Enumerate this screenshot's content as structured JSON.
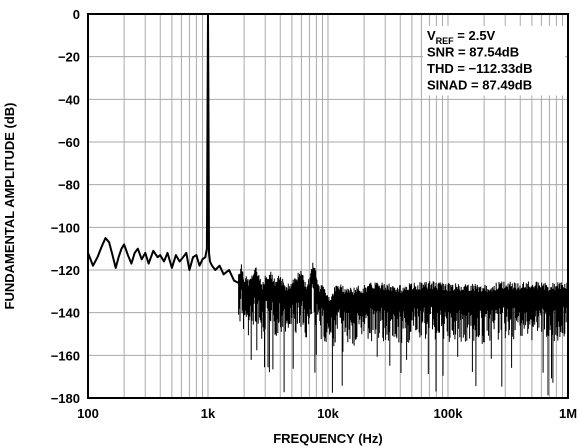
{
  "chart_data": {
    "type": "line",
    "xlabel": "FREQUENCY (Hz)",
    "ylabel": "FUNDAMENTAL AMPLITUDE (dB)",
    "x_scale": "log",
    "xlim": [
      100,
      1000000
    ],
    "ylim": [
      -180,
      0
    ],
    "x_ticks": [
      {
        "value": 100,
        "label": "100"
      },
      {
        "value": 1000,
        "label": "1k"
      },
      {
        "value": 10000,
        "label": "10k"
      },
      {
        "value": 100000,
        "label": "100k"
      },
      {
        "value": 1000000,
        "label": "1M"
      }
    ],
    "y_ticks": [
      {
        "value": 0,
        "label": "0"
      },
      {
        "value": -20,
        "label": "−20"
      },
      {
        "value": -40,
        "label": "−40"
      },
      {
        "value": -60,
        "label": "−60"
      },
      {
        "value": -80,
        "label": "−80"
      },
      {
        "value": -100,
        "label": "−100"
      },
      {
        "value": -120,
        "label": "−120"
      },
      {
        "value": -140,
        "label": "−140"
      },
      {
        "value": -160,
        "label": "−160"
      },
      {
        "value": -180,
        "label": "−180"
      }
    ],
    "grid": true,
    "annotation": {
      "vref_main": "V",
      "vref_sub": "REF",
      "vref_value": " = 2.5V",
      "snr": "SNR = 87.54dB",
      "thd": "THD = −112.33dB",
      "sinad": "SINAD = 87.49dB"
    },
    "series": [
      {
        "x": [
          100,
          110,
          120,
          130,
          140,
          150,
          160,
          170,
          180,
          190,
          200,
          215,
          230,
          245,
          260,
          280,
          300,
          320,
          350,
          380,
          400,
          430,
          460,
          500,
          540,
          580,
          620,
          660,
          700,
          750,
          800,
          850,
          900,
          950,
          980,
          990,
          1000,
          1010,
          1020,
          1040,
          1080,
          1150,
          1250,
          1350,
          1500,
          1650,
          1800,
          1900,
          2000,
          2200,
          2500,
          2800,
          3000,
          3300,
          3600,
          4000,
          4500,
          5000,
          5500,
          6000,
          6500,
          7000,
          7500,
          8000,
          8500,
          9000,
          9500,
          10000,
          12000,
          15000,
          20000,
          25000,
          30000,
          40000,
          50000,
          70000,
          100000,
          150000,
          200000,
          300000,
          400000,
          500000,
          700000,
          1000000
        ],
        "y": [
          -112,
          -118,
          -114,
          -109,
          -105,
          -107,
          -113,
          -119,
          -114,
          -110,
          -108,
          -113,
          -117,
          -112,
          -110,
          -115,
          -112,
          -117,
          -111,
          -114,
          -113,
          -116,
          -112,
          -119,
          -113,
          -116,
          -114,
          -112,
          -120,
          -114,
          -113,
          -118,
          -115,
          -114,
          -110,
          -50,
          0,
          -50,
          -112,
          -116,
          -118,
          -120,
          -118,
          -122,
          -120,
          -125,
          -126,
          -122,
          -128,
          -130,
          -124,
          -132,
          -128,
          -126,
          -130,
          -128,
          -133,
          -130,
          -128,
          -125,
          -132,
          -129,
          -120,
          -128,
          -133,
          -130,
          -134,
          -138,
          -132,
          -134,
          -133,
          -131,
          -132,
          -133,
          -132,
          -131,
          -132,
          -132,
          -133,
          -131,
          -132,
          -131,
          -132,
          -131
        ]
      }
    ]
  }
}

*TASK REQUIREMENTS:* Transcribe all of the material exactly, leaving out whatever pictures it contains.

*RIGHT ANSWER:*
Enumerate this screenshot's content as structured JSON.
{
  "chart_data": {
    "type": "line",
    "xlabel": "FREQUENCY (Hz)",
    "ylabel": "FUNDAMENTAL AMPLITUDE (dB)",
    "x_scale": "log",
    "xlim": [
      100,
      1000000
    ],
    "ylim": [
      -180,
      0
    ],
    "x_ticks": [
      {
        "value": 100,
        "label": "100"
      },
      {
        "value": 1000,
        "label": "1k"
      },
      {
        "value": 10000,
        "label": "10k"
      },
      {
        "value": 100000,
        "label": "100k"
      },
      {
        "value": 1000000,
        "label": "1M"
      }
    ],
    "y_ticks": [
      {
        "value": 0,
        "label": "0"
      },
      {
        "value": -20,
        "label": "−20"
      },
      {
        "value": -40,
        "label": "−40"
      },
      {
        "value": -60,
        "label": "−60"
      },
      {
        "value": -80,
        "label": "−80"
      },
      {
        "value": -100,
        "label": "−100"
      },
      {
        "value": -120,
        "label": "−120"
      },
      {
        "value": -140,
        "label": "−140"
      },
      {
        "value": -160,
        "label": "−160"
      },
      {
        "value": -180,
        "label": "−180"
      }
    ],
    "grid": true,
    "annotation": {
      "vref_main": "V",
      "vref_sub": "REF",
      "vref_value": " = 2.5V",
      "snr": "SNR = 87.54dB",
      "thd": "THD = −112.33dB",
      "sinad": "SINAD = 87.49dB"
    },
    "series": [
      {
        "x": [
          100,
          110,
          120,
          130,
          140,
          150,
          160,
          170,
          180,
          190,
          200,
          215,
          230,
          245,
          260,
          280,
          300,
          320,
          350,
          380,
          400,
          430,
          460,
          500,
          540,
          580,
          620,
          660,
          700,
          750,
          800,
          850,
          900,
          950,
          980,
          990,
          1000,
          1010,
          1020,
          1040,
          1080,
          1150,
          1250,
          1350,
          1500,
          1650,
          1800,
          1900,
          2000,
          2200,
          2500,
          2800,
          3000,
          3300,
          3600,
          4000,
          4500,
          5000,
          5500,
          6000,
          6500,
          7000,
          7500,
          8000,
          8500,
          9000,
          9500,
          10000,
          12000,
          15000,
          20000,
          25000,
          30000,
          40000,
          50000,
          70000,
          100000,
          150000,
          200000,
          300000,
          400000,
          500000,
          700000,
          1000000
        ],
        "y": [
          -112,
          -118,
          -114,
          -109,
          -105,
          -107,
          -113,
          -119,
          -114,
          -110,
          -108,
          -113,
          -117,
          -112,
          -110,
          -115,
          -112,
          -117,
          -111,
          -114,
          -113,
          -116,
          -112,
          -119,
          -113,
          -116,
          -114,
          -112,
          -120,
          -114,
          -113,
          -118,
          -115,
          -114,
          -110,
          -50,
          0,
          -50,
          -112,
          -116,
          -118,
          -120,
          -118,
          -122,
          -120,
          -125,
          -126,
          -122,
          -128,
          -130,
          -124,
          -132,
          -128,
          -126,
          -130,
          -128,
          -133,
          -130,
          -128,
          -125,
          -132,
          -129,
          -120,
          -128,
          -133,
          -130,
          -134,
          -138,
          -132,
          -134,
          -133,
          -131,
          -132,
          -133,
          -132,
          -131,
          -132,
          -132,
          -133,
          -131,
          -132,
          -131,
          -132,
          -131
        ]
      }
    ]
  }
}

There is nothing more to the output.